If these Terms conflict with the Pharmacy Agreement, the Pharmacy Agreement controls, except with respect to data security, confidentiality, or handling of patient health information, which are governed by these Terms and the Business Associate Agreement entered into between the Parties (the “BAA”). 

As part of delivering the Services, Mochi may receive, create, maintain, or transmit protected health information (“PHI”) as defined under the Health Insurance Portability and Accountability Act of 1996 (“HIPAA”). The BAA is incorporated by reference and forms part of these Terms, governing how such PHI is used, protected, and disclosed. In the event of any inconsistency between these Terms and the BAA regarding PHI, the BAA will prevail.

1. SAAS SERVICES AND SUPPORT

1.1 Provision of Services. Mochi will use commercially reasonable efforts to provide Pharmacy with secure, reliable access to Mochi’s hosted software platform described in these Terms (the “Services”). The Services provide Pharmacy with operational, formulary, and marketplace functionality, including tools for shipment, labeling, billing, and related workflows in connection with Pharmacy’s participation in Mochi telehealth platform and related provider network.

1.2 Technical Support. Subject to the terms hereof, Mochi will provide Pharmacy reasonable technical support services consistent with Mochi’s standard practices.

2. SECURITY REQUIREMENTS

2.1 User Accounts and Passwords. As part of the registration process, Pharmacy shall identify an administrative user and establish a password for Pharmacy’s Mochi account, subject to Mochi’s acceptance. Pharmacy agrees that Pharmacy and all authorized users shall implement and maintain passwords and other access credentials in accordance with Mochi’s then-current password standards, including, at a minimum: (a) use of unique credentials for each user; (b) passwords that are not easily guessable; and (c) prompt revocation of access rights upon termination or change of role. Mochi reserves the right to refuse registration of, or require the modification or cancellation of, credentials it determines, in its sole discretion, to be insecure or otherwise inappropriate.  

2.2 Multi-Factor Authentication (“MFA”). If Mochi implements a multi-factor authentication system into the Mochi Software, Pharmacy shall cause all pharmacy users and administrators accessing the Services to authenticate using at least two independent factors. Mochi reserves the right to require prompt implementation of additional security measures as security standards evolve, and will monitor and log all access attempts to the Services.

▶ _INFORMATION PROVIDED_:
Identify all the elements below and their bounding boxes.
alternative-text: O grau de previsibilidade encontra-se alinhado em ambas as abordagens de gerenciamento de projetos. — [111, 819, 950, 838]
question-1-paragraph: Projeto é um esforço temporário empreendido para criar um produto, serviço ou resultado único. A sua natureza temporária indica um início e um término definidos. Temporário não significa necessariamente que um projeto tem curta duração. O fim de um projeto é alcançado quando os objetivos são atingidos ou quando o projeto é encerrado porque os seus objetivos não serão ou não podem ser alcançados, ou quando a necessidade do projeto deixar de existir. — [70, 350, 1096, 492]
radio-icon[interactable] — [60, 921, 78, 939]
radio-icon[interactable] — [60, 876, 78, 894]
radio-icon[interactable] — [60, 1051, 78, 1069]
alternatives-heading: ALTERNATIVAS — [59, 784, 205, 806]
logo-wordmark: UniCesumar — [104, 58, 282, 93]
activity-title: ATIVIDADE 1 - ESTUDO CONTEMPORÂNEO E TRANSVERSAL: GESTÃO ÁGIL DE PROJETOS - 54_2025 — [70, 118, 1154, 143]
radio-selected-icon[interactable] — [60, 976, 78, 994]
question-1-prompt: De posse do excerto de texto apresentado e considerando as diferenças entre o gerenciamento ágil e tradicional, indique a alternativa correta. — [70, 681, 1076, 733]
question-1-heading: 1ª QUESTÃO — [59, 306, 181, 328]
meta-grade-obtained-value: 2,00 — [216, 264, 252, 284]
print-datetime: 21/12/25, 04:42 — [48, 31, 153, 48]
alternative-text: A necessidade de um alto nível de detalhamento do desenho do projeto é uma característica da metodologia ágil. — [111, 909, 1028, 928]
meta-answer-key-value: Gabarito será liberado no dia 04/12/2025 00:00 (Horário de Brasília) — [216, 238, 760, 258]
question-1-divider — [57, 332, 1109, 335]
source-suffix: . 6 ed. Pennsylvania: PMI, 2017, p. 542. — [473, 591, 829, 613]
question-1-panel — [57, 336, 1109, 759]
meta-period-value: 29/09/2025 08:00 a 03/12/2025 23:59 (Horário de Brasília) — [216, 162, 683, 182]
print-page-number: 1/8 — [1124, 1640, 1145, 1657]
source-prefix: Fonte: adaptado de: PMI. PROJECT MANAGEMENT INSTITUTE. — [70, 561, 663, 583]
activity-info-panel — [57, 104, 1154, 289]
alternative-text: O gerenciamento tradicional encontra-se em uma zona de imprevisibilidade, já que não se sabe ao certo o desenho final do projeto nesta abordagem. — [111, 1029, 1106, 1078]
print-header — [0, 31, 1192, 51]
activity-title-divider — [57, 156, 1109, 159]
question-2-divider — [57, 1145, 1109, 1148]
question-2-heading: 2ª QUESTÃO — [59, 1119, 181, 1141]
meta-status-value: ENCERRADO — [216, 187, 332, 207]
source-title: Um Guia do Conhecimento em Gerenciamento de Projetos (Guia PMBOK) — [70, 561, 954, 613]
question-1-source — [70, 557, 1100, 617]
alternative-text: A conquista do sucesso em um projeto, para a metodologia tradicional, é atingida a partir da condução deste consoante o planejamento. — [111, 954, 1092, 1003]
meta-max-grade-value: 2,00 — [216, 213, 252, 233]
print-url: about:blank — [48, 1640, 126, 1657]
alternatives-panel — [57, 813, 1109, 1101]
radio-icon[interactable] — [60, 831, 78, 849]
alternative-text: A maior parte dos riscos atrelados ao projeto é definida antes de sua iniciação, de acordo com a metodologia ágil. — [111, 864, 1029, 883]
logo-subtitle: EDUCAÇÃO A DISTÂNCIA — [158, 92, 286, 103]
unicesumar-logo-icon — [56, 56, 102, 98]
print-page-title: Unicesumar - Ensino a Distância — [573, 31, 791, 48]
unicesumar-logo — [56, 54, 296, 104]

▶ _USING THE INFORMATION_:
1. In the Mochi pharmacy terms, which document prevails if the Terms and the BAA are inconsistent regarding PHI?
2. List the minimum password standards that the Mochi pharmacy terms require Pharmacy and its authorized users to follow.
3. Proceed with the Mochi pharmacy terms, writing the next part after the section on multi-factor authentication.

▶ _EXPECTED OUTPUTS_:
1. The BAA (the Business Associate Agreement) prevails.

2.
- Use of unique credentials for each user
- Passwords that are not easily guessable
- Prompt revocation of access rights upon termination or change of role

3.
2.3 Authorized Access and Credential Use. Pharmacy is responsible for ensuring that only duly authorized individuals are granted access to the Services. Pharmacy must prohibit credential sharing and promptly notify Mochi of any known or suspected unauthorized use or access, including any security incident, credential compromise, or PHI breach, within twenty-four (24) hours of discovery.  

2.4 Additional Security Measures. Mochi may, in its sole discretion, require Pharmacy to implement further security procedures or controls consistent with prevailing industry standards and applicable regulatory requirements as such standards and requirements evolve.

2.5 Integration with Pharmacy Agreement. Pharmacy’s obligations under this Section 2 are in addition to, and not in lieu of, any confidentiality, security, or HIPAA-related obligations under the Pharmacy Agreement or the BAA.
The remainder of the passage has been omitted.